The input

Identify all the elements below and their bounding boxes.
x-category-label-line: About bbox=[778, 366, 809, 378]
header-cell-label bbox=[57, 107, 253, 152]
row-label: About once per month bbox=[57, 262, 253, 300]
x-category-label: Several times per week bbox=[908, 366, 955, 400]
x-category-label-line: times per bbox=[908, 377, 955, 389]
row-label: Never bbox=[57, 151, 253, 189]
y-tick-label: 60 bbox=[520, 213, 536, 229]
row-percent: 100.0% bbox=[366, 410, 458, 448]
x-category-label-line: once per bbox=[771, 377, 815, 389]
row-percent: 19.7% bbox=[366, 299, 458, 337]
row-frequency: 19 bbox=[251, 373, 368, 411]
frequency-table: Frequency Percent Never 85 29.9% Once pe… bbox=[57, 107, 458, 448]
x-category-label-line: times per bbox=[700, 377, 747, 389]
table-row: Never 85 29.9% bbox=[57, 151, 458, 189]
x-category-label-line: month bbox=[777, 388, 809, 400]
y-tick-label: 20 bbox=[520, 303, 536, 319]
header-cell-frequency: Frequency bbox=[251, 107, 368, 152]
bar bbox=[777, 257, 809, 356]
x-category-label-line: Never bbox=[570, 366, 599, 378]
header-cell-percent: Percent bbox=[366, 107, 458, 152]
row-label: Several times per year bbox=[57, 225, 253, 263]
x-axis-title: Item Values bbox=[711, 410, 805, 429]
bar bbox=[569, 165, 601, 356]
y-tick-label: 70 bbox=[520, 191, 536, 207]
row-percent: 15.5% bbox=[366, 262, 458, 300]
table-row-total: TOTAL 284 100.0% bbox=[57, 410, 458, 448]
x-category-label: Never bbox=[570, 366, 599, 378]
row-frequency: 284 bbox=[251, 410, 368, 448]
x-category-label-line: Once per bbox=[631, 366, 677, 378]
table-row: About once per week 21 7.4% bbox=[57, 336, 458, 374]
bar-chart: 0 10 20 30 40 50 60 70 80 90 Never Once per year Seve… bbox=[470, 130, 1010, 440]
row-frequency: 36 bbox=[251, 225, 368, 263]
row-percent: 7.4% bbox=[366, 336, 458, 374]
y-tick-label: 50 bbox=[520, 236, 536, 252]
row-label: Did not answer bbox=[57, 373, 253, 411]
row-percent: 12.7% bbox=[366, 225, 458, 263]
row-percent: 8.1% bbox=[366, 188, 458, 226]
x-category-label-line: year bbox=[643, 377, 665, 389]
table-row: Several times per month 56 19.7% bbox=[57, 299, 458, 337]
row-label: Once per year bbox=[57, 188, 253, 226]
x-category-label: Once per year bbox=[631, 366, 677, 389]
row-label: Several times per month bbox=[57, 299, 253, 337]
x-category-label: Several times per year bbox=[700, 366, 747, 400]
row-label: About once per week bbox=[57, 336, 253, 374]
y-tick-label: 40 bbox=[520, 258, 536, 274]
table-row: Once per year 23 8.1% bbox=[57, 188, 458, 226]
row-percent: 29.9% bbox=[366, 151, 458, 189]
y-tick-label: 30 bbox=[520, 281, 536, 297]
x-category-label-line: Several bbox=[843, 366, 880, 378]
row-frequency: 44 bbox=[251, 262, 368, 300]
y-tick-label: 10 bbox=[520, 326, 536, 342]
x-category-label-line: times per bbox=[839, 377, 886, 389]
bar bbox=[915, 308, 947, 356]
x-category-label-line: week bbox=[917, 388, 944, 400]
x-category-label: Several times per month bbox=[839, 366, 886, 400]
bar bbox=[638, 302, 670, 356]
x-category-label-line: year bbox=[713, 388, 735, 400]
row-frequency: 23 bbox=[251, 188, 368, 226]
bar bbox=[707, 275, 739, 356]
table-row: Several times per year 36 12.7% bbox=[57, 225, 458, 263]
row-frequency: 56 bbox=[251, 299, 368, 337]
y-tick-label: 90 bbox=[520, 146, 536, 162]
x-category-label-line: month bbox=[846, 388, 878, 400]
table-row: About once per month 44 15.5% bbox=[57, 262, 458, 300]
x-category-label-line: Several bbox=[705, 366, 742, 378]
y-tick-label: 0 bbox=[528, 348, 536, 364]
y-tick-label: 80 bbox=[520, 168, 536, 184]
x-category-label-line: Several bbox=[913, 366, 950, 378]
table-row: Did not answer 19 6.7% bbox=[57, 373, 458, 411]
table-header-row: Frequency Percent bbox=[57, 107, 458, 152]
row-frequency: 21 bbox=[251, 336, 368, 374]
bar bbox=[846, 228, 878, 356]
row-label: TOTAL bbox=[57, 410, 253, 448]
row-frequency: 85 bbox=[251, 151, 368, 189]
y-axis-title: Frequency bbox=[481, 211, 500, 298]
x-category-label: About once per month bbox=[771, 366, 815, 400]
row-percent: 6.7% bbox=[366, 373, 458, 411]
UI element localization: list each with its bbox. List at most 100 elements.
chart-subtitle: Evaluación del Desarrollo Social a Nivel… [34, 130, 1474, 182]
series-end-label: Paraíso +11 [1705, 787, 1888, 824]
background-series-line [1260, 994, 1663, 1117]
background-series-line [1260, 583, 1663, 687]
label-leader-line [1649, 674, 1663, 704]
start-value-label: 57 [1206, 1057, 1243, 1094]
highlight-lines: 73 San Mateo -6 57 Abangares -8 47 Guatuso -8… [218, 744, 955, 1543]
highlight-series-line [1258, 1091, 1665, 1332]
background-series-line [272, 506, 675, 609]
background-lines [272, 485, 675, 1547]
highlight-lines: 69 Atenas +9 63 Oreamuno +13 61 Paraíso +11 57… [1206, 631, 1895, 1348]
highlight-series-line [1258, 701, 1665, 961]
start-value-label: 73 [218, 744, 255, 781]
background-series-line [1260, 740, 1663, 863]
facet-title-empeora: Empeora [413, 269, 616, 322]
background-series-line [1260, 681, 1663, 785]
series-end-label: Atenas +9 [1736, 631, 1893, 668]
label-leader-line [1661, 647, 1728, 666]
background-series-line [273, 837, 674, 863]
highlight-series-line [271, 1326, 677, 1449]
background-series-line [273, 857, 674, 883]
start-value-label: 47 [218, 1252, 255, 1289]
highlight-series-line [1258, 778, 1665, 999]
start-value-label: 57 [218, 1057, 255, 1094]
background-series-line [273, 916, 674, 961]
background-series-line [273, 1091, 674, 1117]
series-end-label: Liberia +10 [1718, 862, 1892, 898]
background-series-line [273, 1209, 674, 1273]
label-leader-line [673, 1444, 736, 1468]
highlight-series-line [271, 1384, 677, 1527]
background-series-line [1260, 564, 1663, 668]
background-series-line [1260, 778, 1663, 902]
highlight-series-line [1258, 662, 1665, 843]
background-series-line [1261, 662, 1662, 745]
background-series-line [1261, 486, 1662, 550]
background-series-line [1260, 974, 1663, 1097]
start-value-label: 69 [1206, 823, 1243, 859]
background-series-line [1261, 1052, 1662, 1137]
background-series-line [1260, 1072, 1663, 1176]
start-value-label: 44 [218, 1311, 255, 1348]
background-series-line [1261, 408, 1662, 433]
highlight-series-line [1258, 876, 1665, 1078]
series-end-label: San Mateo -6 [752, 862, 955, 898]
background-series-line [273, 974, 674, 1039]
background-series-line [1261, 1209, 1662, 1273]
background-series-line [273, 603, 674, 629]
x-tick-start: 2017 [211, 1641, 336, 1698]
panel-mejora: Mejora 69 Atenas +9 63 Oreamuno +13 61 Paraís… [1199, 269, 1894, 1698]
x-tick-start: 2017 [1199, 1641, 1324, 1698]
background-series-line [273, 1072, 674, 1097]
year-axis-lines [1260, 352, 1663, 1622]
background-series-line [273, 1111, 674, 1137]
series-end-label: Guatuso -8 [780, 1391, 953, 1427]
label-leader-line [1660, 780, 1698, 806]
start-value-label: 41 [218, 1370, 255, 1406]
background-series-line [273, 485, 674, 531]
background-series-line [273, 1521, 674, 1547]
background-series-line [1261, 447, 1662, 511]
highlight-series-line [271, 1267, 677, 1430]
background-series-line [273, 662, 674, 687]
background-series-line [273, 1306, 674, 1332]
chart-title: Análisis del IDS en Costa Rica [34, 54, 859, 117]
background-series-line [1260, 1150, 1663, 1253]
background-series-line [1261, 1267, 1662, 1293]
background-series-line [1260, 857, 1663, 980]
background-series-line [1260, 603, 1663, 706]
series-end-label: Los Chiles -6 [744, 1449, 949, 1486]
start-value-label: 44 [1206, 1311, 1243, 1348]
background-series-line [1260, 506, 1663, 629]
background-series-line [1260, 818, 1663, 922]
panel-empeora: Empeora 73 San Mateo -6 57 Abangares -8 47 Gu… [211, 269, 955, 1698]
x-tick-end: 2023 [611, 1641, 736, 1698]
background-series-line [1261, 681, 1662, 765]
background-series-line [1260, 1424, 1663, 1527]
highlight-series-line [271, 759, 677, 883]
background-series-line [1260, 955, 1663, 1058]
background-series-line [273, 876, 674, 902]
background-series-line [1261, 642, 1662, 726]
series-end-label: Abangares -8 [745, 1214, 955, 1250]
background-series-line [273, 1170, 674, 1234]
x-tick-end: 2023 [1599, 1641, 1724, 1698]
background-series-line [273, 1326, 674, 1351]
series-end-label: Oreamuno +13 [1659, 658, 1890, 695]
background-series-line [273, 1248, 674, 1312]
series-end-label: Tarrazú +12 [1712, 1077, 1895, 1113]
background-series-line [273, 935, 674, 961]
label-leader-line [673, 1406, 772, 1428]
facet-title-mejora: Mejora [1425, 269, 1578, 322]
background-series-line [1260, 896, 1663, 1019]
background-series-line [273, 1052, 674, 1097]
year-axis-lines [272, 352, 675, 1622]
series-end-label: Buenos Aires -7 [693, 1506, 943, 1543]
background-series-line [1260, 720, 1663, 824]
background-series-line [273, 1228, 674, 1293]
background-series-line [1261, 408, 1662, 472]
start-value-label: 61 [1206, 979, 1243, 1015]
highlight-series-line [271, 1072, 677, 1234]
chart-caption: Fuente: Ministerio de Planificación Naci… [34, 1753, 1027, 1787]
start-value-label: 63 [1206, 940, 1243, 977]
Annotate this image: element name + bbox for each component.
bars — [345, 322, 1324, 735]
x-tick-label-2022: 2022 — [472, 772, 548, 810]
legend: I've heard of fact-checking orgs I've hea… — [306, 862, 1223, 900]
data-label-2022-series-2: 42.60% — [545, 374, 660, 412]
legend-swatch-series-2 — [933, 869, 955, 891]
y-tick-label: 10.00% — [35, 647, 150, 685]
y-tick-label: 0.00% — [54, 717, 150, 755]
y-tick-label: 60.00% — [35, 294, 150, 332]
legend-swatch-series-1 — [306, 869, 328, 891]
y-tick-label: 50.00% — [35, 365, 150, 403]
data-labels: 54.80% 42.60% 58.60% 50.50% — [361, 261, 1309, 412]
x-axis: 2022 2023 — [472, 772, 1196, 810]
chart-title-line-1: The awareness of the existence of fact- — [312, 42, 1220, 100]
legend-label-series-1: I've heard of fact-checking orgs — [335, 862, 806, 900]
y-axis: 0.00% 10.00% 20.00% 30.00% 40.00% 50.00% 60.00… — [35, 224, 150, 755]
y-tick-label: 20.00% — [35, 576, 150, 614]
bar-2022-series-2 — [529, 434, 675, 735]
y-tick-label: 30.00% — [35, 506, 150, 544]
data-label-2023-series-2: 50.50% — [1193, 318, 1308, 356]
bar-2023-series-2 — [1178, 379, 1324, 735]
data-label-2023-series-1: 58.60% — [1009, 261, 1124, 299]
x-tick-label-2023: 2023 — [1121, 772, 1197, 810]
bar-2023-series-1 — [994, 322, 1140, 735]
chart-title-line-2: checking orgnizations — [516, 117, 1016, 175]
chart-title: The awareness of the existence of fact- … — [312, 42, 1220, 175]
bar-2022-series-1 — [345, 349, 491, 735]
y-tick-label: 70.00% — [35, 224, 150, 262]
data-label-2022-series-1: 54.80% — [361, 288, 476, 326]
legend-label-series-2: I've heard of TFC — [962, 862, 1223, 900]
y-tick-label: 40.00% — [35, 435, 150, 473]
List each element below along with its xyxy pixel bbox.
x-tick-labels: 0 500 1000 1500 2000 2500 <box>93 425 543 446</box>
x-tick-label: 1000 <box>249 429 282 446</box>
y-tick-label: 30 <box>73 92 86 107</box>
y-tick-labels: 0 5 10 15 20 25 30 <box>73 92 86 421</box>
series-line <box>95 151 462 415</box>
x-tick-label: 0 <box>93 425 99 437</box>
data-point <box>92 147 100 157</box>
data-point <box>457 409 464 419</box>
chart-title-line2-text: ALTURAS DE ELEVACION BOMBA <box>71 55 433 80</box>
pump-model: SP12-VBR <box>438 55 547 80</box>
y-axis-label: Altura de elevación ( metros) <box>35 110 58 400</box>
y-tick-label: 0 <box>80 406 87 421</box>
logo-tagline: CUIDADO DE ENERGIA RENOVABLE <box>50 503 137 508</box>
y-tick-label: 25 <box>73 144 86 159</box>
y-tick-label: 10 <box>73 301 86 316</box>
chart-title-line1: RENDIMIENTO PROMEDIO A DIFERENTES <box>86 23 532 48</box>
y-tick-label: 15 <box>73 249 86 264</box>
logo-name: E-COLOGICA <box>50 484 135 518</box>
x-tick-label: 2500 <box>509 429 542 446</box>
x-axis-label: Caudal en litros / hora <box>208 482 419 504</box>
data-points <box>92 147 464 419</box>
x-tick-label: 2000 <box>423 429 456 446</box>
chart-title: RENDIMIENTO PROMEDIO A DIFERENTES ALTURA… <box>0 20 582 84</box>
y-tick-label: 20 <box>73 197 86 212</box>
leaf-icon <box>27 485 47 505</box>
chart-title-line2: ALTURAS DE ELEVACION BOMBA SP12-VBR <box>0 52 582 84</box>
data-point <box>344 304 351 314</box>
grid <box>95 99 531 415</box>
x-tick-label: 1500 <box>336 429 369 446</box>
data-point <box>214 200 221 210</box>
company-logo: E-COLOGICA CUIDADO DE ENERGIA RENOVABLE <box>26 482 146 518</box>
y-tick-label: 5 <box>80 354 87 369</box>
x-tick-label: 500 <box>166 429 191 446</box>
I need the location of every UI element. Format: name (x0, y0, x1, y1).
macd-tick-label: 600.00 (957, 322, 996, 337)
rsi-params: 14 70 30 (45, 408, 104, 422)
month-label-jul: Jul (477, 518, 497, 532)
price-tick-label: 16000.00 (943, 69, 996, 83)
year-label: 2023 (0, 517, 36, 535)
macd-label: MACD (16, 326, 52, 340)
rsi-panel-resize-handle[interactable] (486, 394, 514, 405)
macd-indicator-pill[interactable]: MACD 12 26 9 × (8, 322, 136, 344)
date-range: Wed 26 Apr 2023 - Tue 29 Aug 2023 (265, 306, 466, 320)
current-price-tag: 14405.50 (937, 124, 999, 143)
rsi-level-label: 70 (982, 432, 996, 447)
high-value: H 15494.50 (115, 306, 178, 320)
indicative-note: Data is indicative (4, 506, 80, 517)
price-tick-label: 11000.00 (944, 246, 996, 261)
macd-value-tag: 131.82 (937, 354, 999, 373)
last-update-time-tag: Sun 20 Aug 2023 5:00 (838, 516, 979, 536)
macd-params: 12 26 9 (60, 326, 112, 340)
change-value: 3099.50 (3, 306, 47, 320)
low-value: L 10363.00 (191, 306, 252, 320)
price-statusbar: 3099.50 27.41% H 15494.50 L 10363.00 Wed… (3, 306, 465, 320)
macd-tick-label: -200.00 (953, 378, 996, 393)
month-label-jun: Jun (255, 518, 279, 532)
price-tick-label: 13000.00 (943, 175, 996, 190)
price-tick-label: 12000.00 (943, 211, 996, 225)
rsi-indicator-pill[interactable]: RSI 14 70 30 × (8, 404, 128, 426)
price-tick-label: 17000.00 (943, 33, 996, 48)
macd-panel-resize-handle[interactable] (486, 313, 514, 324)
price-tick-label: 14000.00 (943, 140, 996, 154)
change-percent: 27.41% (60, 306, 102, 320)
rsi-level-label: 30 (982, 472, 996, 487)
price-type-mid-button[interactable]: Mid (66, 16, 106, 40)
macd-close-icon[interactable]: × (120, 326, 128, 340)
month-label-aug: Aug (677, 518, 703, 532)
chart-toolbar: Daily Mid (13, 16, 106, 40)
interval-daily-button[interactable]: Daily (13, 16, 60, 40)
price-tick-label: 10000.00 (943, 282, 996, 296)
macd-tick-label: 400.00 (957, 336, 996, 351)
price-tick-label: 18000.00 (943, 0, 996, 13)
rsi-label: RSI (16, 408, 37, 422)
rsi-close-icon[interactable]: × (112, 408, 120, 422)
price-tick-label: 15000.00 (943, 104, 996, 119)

Goal
Rewrite the data from the first line up to and including the line with "x-category-label-line: month bbox=[777, 388, 809, 400]", putting "Not at all" wherever "Never" appears and leaving everything else unchanged.

Solution for this task
Identify all the elements below and their bounding boxes.
x-category-label-line: About bbox=[778, 366, 809, 378]
header-cell-label bbox=[57, 107, 253, 152]
row-label: About once per month bbox=[57, 262, 253, 300]
x-category-label: Several times per week bbox=[908, 366, 955, 400]
x-category-label-line: times per bbox=[908, 377, 955, 389]
row-label: Not at all bbox=[57, 151, 253, 189]
y-tick-label: 60 bbox=[520, 213, 536, 229]
row-percent: 100.0% bbox=[366, 410, 458, 448]
x-category-label-line: once per bbox=[771, 377, 815, 389]
row-percent: 19.7% bbox=[366, 299, 458, 337]
row-frequency: 19 bbox=[251, 373, 368, 411]
frequency-table: Frequency Percent Not at all 85 29.9% Once pe… bbox=[57, 107, 458, 448]
x-category-label-line: times per bbox=[700, 377, 747, 389]
table-row: Not at all 85 29.9% bbox=[57, 151, 458, 189]
x-category-label-line: month bbox=[777, 388, 809, 400]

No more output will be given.